* _Task brief_:
Pull out every line of the listing from its beginning down to the line containing "density-cell xyxy=(491,221,500,231)", and reproduce them verbatim.

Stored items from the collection

>>>

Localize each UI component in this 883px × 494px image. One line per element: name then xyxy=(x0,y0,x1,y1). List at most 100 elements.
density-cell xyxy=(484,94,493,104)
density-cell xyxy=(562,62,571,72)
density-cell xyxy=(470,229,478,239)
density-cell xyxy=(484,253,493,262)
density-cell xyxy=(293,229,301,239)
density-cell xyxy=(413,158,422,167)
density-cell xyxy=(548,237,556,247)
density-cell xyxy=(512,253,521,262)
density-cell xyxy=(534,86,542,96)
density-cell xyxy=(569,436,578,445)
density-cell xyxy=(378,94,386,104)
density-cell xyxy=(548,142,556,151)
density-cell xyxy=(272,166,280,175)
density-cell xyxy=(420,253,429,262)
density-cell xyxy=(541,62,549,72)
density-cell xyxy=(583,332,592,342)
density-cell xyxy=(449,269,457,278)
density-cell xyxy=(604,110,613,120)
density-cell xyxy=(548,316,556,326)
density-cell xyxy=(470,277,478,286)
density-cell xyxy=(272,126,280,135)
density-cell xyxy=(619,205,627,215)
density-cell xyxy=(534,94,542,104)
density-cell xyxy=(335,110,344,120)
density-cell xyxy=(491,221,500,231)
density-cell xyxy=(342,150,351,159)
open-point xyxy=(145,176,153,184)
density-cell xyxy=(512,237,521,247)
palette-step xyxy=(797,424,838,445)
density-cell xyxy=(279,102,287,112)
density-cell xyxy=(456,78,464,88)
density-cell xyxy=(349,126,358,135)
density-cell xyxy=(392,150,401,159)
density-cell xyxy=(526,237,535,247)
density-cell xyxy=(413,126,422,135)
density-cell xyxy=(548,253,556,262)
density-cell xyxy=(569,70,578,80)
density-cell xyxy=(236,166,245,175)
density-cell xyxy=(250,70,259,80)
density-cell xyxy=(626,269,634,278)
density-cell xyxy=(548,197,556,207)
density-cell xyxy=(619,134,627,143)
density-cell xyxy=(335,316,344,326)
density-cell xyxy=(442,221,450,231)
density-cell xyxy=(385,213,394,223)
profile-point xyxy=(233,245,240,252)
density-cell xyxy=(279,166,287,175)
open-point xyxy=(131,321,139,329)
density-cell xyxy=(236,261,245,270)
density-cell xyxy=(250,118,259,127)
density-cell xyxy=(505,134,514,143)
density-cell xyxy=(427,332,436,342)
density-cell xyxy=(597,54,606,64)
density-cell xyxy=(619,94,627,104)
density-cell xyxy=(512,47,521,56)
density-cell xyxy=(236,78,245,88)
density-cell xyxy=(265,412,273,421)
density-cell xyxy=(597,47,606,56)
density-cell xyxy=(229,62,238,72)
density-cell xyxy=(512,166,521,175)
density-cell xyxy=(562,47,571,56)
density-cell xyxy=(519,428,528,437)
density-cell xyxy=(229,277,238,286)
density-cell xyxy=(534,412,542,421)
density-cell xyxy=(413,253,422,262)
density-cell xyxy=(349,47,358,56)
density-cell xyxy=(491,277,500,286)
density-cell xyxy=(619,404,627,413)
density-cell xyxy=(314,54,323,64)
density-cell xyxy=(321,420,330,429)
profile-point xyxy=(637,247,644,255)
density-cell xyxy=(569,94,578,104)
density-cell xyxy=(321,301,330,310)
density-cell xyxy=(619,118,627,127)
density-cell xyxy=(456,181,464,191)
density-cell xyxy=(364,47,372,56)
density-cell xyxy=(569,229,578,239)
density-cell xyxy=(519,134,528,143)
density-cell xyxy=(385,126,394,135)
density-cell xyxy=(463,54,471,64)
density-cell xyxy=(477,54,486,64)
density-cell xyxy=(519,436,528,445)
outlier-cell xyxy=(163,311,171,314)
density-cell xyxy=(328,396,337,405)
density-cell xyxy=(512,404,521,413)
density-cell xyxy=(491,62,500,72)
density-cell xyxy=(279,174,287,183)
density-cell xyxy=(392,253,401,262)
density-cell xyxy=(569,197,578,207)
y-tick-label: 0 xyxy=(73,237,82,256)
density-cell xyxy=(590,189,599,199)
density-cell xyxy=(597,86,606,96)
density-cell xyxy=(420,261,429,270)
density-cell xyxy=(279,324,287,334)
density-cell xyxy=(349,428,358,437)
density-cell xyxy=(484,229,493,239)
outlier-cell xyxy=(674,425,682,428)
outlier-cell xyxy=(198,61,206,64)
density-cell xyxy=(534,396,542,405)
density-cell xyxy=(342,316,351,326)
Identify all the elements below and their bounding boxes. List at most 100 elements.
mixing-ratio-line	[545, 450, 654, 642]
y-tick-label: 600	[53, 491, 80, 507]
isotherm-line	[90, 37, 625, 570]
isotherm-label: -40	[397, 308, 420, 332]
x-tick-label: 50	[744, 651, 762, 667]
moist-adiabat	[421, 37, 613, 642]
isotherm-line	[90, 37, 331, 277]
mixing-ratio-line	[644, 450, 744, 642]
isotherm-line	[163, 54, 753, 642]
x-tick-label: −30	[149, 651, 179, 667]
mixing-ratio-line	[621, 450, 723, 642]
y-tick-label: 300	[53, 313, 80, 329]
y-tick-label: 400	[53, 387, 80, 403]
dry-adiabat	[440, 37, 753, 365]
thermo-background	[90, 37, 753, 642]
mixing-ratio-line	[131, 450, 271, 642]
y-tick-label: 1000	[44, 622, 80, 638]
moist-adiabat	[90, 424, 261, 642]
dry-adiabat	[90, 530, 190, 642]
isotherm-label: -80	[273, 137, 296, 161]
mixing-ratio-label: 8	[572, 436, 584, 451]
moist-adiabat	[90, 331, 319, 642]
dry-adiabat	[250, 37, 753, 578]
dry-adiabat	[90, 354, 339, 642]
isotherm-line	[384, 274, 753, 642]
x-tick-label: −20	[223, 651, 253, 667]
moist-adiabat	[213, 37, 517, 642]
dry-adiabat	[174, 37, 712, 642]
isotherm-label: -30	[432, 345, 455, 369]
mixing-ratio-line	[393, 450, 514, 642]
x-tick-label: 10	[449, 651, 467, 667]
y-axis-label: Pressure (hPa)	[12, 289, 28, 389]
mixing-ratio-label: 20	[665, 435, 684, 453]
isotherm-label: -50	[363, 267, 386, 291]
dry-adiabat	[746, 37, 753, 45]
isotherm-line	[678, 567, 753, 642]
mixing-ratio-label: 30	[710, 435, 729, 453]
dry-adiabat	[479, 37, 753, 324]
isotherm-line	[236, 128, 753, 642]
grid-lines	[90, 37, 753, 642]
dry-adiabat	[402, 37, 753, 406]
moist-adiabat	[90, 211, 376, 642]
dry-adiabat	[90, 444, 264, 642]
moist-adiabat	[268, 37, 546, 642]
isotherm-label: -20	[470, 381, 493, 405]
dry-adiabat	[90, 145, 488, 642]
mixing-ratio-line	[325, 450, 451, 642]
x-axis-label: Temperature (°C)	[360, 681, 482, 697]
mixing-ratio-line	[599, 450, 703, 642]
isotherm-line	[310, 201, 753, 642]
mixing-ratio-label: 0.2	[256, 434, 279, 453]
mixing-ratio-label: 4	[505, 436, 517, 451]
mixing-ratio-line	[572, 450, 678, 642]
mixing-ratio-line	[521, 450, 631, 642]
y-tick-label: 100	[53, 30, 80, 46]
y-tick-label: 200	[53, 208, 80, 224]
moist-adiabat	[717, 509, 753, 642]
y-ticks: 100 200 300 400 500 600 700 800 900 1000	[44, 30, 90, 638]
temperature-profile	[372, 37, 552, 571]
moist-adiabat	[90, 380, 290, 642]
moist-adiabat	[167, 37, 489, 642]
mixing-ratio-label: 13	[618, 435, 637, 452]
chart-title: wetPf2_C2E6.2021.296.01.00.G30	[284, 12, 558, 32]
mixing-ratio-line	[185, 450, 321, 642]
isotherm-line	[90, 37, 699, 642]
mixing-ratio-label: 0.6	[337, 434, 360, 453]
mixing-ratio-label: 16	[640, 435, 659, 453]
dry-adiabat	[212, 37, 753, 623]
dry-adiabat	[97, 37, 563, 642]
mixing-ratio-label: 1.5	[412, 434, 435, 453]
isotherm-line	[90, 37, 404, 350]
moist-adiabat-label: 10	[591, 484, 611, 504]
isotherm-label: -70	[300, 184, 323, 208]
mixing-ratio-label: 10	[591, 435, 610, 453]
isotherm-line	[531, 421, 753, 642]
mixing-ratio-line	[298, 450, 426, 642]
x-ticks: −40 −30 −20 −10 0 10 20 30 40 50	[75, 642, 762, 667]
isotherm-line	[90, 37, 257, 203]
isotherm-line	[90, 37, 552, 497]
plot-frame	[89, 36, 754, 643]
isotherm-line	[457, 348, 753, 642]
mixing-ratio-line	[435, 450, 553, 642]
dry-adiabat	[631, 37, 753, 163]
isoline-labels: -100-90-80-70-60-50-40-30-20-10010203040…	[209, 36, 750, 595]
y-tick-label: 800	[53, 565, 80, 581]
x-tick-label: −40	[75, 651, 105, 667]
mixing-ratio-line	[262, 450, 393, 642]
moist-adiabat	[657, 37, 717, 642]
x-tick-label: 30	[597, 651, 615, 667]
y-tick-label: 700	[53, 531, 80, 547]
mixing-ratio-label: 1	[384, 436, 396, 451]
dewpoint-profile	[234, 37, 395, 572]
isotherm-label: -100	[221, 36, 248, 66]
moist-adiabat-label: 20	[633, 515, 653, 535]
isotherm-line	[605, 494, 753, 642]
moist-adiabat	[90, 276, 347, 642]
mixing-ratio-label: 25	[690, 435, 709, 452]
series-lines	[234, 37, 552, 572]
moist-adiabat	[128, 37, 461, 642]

<<<

* _Result of this exercise_:
Localize each UI component in this 883px × 494px image. One line per element: name then xyxy=(x0,y0,x1,y1). List at most 100 elements.
density-cell xyxy=(484,94,493,104)
density-cell xyxy=(562,62,571,72)
density-cell xyxy=(470,229,478,239)
density-cell xyxy=(484,253,493,262)
density-cell xyxy=(293,229,301,239)
density-cell xyxy=(413,158,422,167)
density-cell xyxy=(548,237,556,247)
density-cell xyxy=(512,253,521,262)
density-cell xyxy=(534,86,542,96)
density-cell xyxy=(569,436,578,445)
density-cell xyxy=(378,94,386,104)
density-cell xyxy=(548,142,556,151)
density-cell xyxy=(272,166,280,175)
density-cell xyxy=(420,253,429,262)
density-cell xyxy=(541,62,549,72)
density-cell xyxy=(583,332,592,342)
density-cell xyxy=(449,269,457,278)
density-cell xyxy=(604,110,613,120)
density-cell xyxy=(548,316,556,326)
density-cell xyxy=(470,277,478,286)
density-cell xyxy=(272,126,280,135)
density-cell xyxy=(619,205,627,215)
density-cell xyxy=(534,94,542,104)
density-cell xyxy=(335,110,344,120)
density-cell xyxy=(491,221,500,231)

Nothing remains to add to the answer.